- **Problem to solve**: Lines that hold the string "heading" are to be counted; give only their number.
┄┄┄┄┄┄┄┄┄┄┄┄┄┄┄┄┄┄┄┄
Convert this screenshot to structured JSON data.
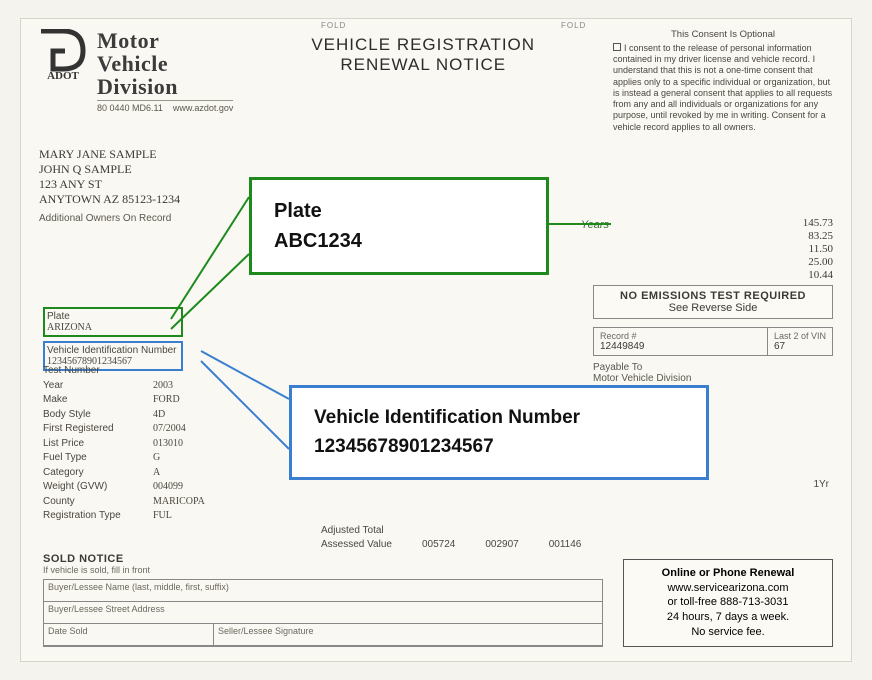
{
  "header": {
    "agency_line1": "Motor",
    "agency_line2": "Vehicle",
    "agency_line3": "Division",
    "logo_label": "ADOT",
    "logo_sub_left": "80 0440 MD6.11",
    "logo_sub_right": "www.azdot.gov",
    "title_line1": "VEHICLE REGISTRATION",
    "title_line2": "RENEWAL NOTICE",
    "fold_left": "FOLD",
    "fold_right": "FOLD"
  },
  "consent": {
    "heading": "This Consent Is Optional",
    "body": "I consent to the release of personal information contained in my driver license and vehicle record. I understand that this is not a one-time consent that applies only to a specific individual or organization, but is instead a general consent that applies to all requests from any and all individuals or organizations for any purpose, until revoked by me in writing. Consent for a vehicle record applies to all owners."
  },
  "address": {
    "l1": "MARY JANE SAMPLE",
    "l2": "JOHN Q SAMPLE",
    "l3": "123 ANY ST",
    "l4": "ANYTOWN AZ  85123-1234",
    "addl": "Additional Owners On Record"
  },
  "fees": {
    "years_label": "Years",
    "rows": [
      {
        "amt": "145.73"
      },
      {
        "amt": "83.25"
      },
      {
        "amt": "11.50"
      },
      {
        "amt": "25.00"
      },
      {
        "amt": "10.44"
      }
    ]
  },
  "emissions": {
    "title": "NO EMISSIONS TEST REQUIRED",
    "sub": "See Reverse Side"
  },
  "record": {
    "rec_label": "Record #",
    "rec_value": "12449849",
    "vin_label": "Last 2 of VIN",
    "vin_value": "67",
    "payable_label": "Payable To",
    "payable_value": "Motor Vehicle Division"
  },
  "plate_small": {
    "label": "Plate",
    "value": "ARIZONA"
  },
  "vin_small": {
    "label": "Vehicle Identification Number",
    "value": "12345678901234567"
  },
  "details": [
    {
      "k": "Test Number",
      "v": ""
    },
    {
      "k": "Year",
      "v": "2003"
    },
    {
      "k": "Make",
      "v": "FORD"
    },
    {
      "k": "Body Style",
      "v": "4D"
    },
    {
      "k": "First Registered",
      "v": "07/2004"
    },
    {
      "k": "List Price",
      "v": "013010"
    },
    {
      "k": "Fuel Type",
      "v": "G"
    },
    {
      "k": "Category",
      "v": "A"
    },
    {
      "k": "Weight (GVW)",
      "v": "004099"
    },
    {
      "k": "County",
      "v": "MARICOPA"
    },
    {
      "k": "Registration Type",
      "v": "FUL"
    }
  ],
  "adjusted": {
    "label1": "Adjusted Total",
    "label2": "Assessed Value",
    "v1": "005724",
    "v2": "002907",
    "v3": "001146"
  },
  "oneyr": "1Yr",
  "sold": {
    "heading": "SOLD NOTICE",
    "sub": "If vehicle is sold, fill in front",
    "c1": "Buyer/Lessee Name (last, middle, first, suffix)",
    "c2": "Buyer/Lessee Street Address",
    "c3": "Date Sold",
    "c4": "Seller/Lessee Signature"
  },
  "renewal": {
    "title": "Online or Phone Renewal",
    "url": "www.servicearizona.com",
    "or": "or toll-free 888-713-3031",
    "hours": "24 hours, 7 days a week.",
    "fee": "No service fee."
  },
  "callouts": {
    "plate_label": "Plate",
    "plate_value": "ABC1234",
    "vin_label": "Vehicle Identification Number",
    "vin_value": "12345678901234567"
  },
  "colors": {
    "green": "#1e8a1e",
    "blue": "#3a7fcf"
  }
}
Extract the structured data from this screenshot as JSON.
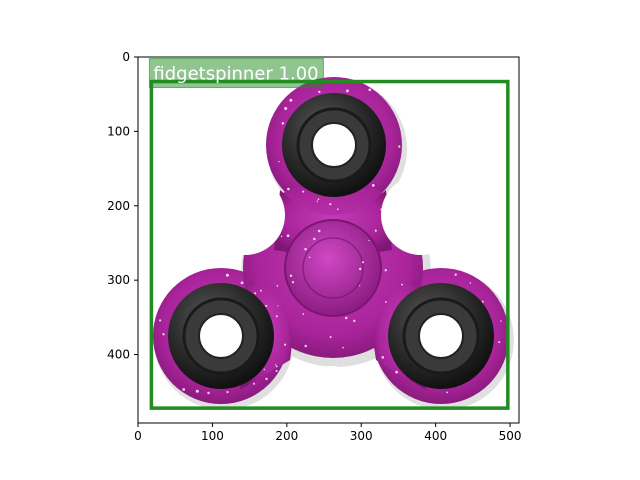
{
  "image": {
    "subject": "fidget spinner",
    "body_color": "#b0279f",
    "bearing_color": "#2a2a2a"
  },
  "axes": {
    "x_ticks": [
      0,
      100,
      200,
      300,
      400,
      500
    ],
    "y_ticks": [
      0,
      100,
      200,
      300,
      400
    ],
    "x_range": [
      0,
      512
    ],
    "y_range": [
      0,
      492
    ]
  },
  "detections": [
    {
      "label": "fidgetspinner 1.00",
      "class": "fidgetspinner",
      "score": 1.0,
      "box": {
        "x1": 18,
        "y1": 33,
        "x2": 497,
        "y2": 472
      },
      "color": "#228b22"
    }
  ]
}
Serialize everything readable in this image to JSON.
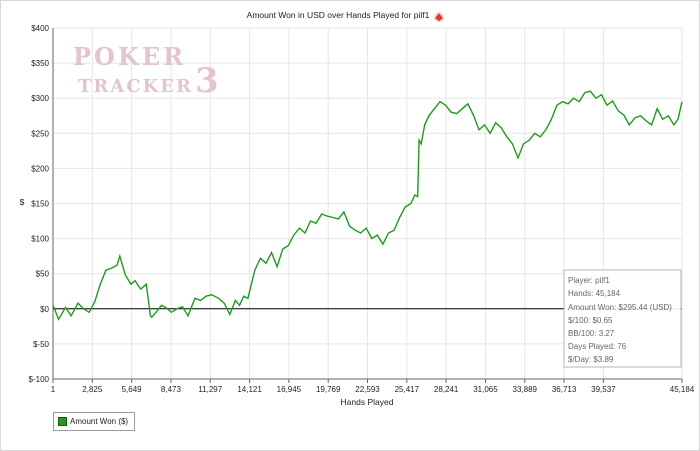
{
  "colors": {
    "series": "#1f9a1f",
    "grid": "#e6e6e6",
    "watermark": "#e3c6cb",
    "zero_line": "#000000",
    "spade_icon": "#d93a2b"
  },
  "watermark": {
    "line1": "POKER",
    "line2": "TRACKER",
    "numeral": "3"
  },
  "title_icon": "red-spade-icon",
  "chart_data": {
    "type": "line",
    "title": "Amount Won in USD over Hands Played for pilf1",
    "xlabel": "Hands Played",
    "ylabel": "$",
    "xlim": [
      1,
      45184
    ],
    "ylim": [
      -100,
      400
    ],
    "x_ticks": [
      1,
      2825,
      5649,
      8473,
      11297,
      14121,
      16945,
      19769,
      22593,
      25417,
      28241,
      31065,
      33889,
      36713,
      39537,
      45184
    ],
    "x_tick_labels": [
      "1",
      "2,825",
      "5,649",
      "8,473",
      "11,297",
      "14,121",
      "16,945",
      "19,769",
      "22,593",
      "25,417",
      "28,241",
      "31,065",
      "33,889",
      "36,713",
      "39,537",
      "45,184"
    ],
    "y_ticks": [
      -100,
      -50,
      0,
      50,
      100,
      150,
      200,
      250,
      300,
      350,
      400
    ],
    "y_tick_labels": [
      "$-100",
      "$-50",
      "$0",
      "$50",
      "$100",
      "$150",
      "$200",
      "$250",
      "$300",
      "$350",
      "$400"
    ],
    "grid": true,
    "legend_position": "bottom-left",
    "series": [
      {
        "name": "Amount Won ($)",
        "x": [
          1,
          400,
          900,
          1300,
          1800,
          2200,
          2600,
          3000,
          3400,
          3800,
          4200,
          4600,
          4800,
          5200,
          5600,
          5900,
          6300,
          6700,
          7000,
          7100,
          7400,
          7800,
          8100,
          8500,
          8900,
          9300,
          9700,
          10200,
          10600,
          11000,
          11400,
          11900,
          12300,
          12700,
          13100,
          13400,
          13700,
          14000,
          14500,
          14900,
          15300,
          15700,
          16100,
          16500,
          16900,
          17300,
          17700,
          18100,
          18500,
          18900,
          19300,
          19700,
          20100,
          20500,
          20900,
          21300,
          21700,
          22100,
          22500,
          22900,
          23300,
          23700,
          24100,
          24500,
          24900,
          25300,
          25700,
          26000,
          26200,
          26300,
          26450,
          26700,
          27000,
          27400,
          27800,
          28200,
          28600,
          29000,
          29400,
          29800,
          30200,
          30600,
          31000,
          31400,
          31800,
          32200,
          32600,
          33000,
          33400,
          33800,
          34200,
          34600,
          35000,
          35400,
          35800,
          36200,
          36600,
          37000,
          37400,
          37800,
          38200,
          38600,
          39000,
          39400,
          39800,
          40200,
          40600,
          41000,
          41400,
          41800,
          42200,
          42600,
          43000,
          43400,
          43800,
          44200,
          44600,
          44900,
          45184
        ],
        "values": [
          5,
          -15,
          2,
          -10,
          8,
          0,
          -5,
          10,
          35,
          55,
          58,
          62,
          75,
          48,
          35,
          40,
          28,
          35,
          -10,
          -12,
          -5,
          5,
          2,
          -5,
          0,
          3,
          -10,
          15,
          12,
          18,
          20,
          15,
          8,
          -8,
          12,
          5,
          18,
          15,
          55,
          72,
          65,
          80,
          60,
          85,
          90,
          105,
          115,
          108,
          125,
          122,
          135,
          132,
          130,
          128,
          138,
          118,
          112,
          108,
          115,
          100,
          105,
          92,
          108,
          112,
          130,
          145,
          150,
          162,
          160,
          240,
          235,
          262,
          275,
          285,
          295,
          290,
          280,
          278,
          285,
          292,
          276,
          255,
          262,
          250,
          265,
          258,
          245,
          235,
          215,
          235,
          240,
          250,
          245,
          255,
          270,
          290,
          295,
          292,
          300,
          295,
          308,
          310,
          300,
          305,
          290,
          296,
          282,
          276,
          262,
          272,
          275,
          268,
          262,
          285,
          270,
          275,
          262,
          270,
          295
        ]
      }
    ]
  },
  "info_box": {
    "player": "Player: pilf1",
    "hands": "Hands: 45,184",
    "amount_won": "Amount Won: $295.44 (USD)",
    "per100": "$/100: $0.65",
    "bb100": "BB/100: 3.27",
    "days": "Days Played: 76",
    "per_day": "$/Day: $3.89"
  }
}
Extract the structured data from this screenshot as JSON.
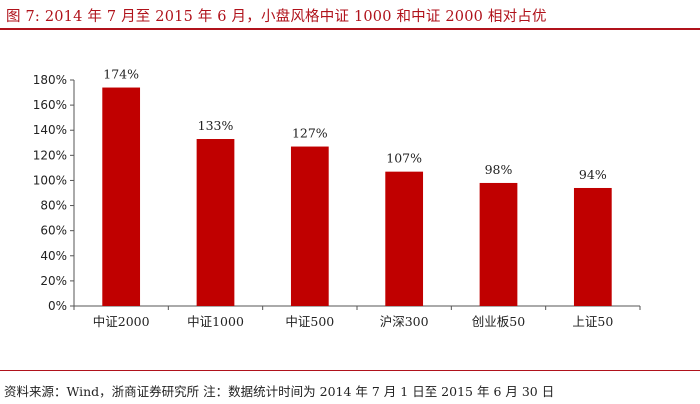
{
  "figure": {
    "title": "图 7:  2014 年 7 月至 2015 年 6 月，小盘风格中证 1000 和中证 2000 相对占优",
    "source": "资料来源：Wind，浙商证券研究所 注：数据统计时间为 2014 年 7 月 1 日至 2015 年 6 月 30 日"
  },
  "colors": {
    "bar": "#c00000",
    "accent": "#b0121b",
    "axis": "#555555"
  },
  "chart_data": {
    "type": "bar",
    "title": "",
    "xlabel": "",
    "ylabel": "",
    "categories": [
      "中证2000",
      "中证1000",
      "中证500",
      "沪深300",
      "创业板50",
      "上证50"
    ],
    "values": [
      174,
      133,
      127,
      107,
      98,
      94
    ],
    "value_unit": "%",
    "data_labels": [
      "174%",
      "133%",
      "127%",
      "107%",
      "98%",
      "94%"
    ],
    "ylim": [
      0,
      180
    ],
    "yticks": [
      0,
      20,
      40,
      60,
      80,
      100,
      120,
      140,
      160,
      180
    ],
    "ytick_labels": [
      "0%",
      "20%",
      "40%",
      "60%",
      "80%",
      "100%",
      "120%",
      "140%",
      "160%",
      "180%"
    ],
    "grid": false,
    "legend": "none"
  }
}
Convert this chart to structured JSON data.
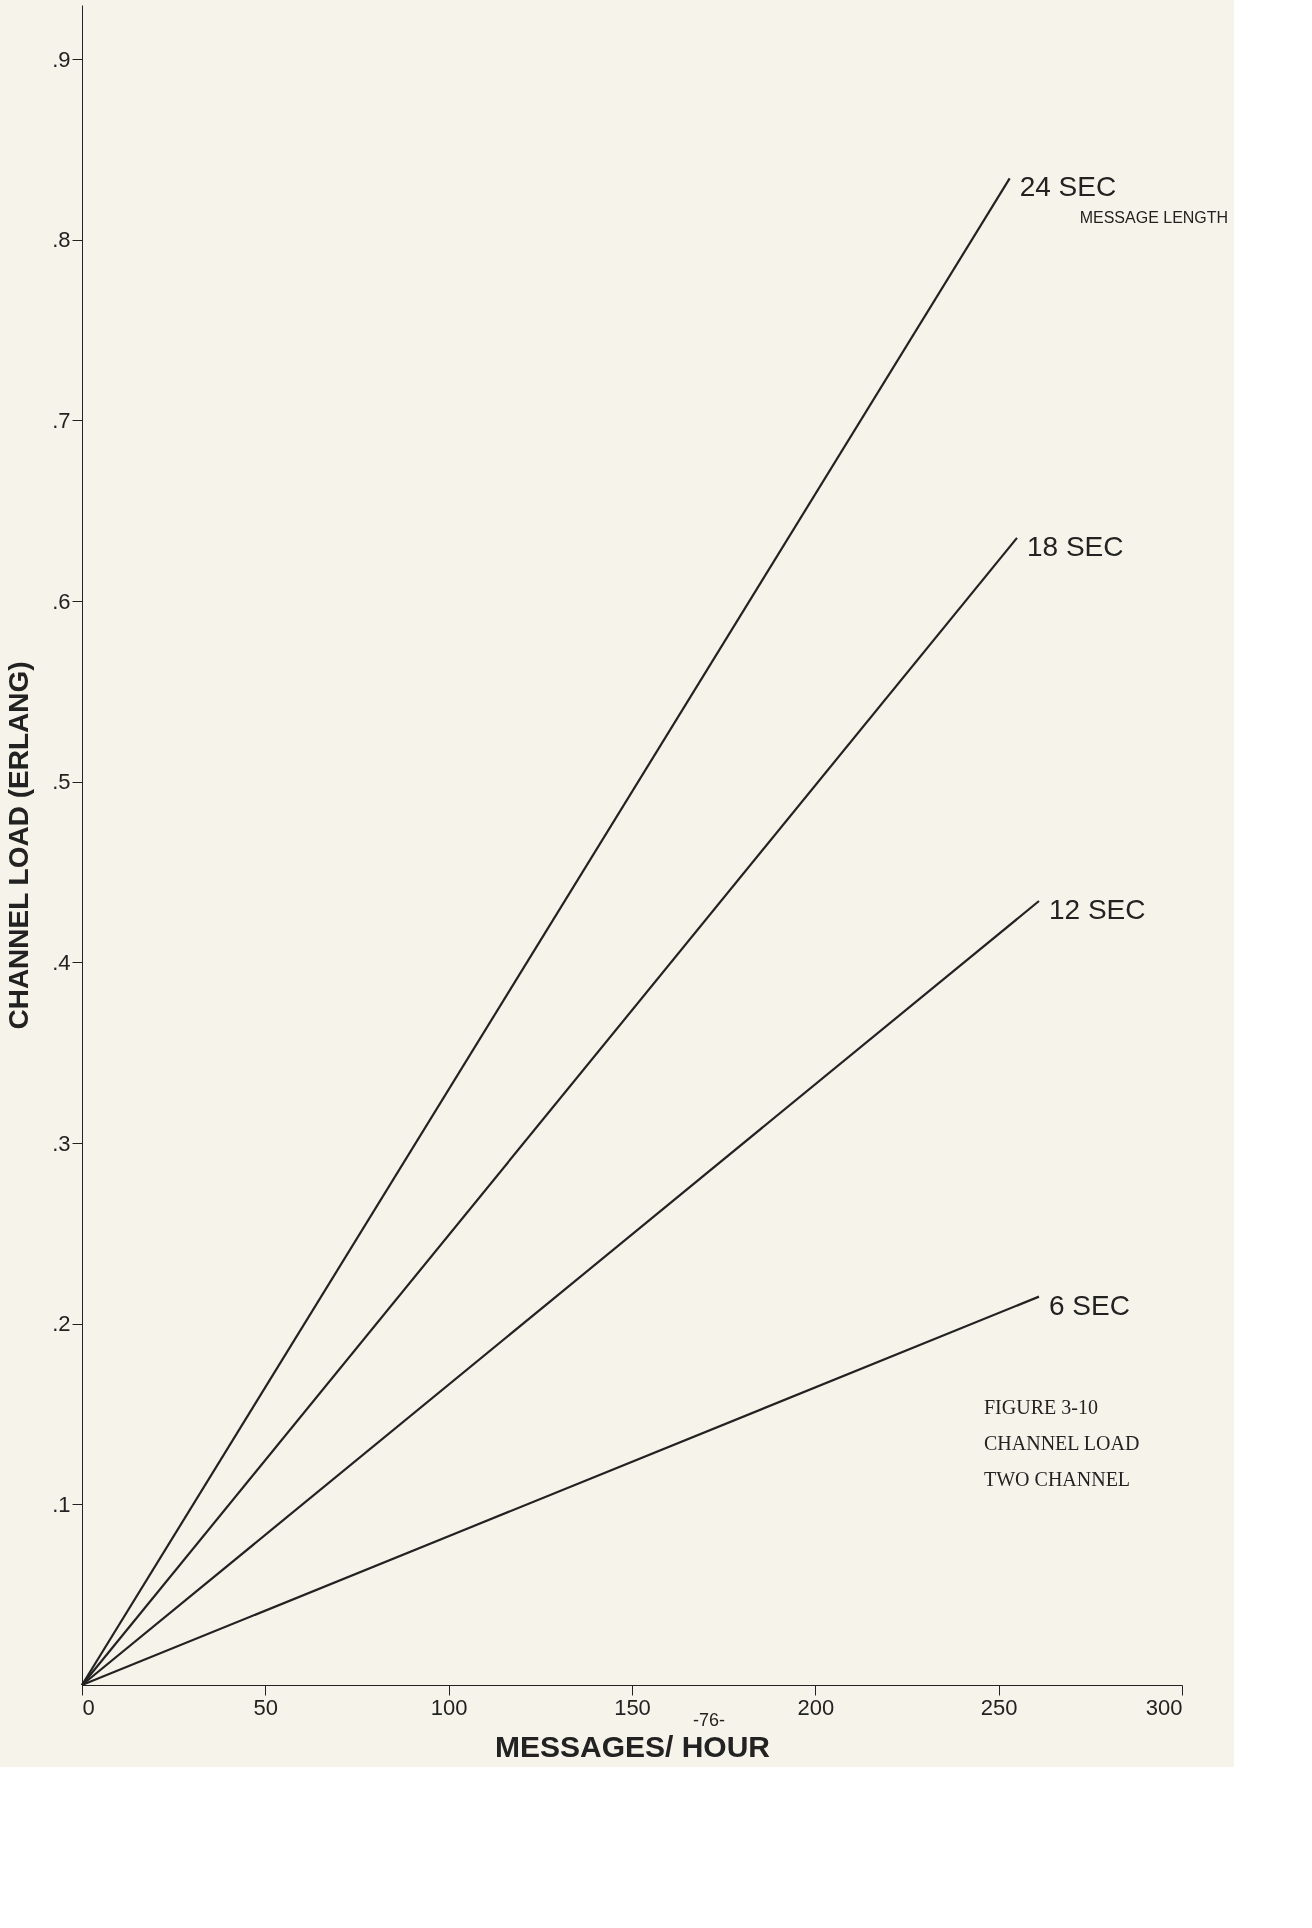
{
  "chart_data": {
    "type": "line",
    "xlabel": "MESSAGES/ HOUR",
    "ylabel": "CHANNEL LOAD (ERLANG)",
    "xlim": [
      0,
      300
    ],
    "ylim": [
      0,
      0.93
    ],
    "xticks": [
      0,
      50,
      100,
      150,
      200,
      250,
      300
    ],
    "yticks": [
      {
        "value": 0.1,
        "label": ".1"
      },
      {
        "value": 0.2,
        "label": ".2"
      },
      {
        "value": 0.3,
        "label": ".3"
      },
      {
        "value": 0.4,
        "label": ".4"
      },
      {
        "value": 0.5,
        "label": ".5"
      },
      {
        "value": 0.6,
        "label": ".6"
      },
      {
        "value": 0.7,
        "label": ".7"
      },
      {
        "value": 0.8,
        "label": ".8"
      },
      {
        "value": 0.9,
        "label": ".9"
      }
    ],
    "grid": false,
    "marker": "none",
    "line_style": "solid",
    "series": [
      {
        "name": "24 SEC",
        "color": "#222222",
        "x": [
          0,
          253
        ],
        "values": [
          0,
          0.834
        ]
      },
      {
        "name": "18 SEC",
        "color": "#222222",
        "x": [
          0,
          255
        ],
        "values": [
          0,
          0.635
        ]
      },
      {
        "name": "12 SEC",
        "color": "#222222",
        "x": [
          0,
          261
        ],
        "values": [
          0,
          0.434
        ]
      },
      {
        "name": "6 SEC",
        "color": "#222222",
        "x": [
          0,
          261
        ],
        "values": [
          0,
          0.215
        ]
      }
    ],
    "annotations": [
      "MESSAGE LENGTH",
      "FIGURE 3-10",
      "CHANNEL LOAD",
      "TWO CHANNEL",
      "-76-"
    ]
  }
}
┄┄┄┄┄┄┄┄┄┄┄┄┄┄┄┄┄┄┄┄
- **Response to this exercise**: 2